─── INFORMATION GIVEN ───

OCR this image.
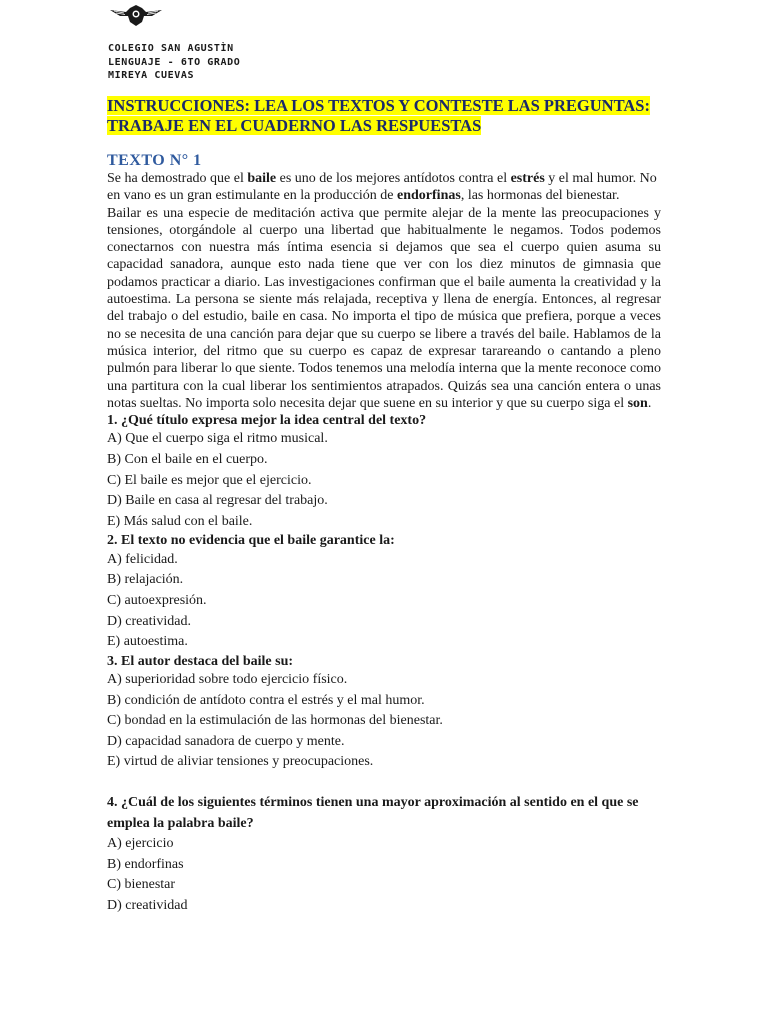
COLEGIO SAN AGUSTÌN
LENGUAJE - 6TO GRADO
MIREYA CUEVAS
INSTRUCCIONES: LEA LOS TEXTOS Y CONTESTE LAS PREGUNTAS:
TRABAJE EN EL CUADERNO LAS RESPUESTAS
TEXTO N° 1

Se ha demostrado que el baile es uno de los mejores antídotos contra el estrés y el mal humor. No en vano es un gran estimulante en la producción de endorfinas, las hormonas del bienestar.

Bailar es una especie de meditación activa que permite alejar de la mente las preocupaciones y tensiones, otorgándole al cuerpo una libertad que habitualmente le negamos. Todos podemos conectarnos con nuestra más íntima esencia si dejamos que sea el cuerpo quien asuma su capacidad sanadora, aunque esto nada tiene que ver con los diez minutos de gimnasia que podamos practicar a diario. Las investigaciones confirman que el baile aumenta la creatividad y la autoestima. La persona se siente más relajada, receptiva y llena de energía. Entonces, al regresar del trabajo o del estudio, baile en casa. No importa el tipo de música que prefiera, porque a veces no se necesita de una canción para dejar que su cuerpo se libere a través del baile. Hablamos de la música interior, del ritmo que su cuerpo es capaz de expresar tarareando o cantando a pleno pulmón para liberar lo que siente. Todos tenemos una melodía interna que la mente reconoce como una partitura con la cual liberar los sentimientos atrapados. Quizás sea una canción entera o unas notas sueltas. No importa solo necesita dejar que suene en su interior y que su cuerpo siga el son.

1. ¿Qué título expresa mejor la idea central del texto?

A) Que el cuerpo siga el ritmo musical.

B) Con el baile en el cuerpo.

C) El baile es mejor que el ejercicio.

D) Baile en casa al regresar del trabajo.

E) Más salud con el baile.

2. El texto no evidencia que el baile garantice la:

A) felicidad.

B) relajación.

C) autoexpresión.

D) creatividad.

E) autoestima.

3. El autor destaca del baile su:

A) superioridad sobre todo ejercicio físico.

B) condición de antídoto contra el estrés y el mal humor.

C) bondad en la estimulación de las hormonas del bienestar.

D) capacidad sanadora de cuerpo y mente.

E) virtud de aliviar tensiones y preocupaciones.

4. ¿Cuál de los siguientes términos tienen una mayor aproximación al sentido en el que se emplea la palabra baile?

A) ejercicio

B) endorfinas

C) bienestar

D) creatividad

───
─── INFORMATION GIVEN ───

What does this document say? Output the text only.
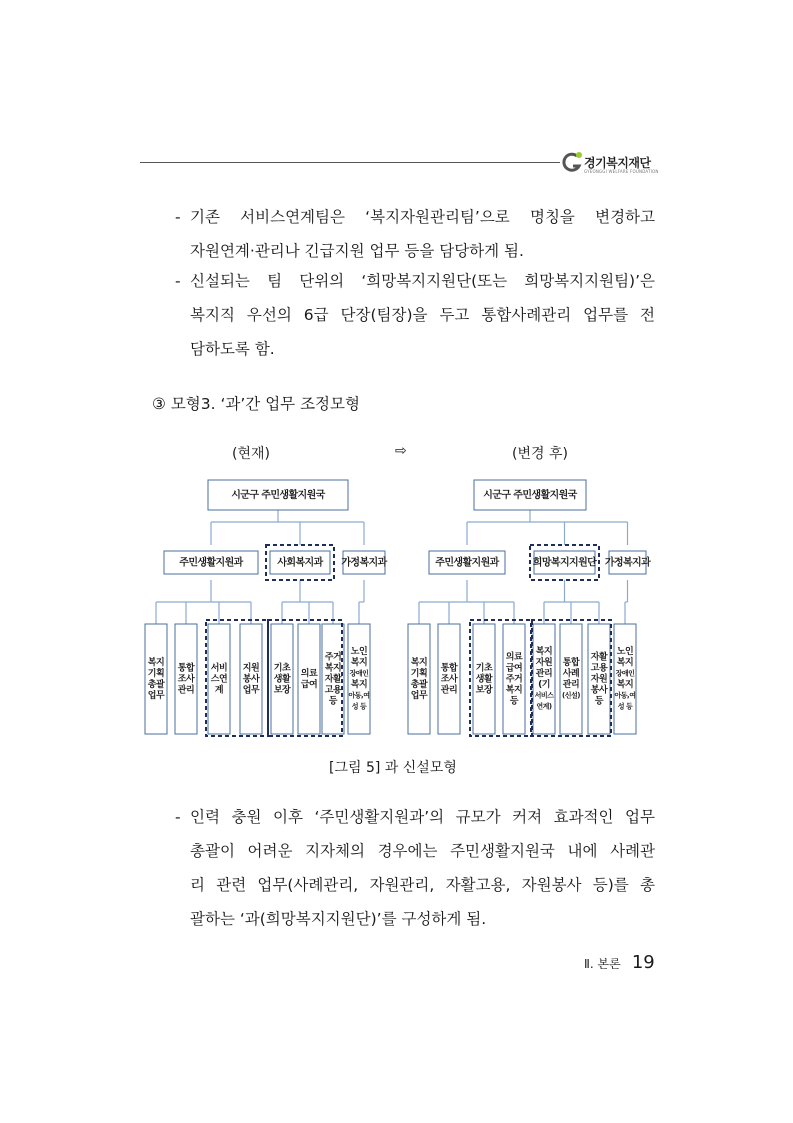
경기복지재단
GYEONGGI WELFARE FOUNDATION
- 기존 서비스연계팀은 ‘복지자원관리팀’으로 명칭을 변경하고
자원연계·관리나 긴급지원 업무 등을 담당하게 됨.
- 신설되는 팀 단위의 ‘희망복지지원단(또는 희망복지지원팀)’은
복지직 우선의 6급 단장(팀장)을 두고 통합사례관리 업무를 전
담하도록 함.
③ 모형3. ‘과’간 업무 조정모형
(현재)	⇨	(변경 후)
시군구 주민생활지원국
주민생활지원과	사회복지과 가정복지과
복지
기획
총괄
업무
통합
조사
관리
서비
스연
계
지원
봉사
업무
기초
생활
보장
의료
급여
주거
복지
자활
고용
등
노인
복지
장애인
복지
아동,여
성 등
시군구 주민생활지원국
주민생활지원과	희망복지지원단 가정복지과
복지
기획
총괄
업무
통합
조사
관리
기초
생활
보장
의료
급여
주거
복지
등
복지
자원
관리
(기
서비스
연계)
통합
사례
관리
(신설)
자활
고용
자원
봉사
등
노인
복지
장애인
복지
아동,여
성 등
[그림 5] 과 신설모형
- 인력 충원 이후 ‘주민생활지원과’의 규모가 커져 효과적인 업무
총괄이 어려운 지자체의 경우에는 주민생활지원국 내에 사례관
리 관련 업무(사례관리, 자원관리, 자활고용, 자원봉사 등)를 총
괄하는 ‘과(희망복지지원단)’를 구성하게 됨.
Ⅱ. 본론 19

───
─── INFORMATION GIVEN ───

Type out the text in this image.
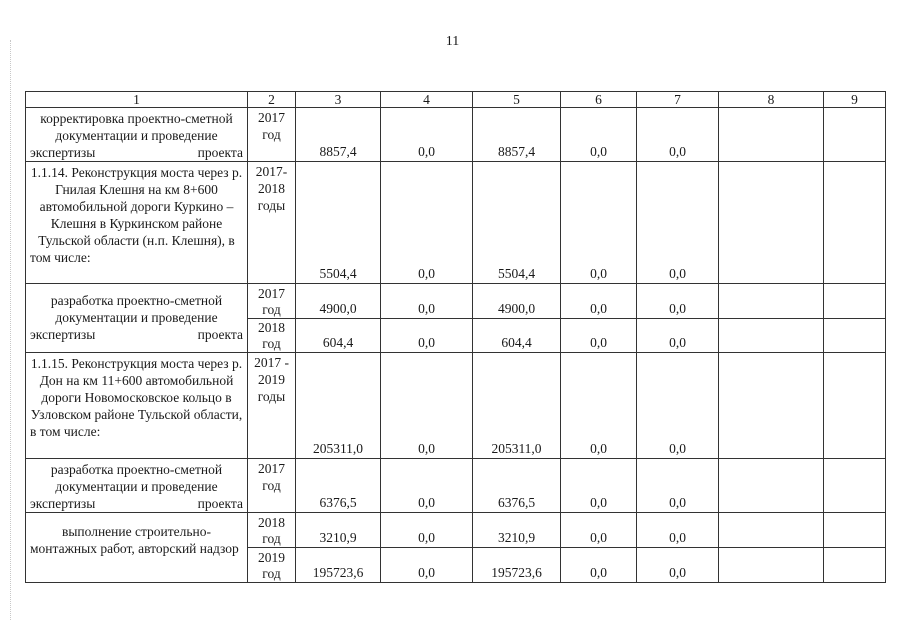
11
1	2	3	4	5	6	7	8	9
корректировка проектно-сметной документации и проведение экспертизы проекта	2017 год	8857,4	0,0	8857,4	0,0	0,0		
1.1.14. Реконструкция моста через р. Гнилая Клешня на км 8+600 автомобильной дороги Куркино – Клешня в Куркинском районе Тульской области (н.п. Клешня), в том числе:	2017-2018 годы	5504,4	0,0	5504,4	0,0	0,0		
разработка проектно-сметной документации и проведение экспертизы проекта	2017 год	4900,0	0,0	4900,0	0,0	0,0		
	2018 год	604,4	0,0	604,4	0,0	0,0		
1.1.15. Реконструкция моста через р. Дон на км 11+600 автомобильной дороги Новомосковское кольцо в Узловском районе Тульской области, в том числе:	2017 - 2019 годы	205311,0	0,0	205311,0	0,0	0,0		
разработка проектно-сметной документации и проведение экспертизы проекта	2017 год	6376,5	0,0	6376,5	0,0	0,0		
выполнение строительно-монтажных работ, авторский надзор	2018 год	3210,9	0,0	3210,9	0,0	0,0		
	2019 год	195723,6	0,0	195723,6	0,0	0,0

───

WHAT IS EXPECTED
Find all lines where the word "проекта" appears. Copy them.

REPLY TO THE EXERCISE
корректировка проектно-сметной документации и проведение экспертизы проекта	2017 год	8857,4	0,0	8857,4	0,0	0,0		
разработка проектно-сметной документации и проведение экспертизы проекта	2017 год	4900,0	0,0	4900,0	0,0	0,0		
разработка проектно-сметной документации и проведение экспертизы проекта	2017 год	6376,5	0,0	6376,5	0,0	0,0		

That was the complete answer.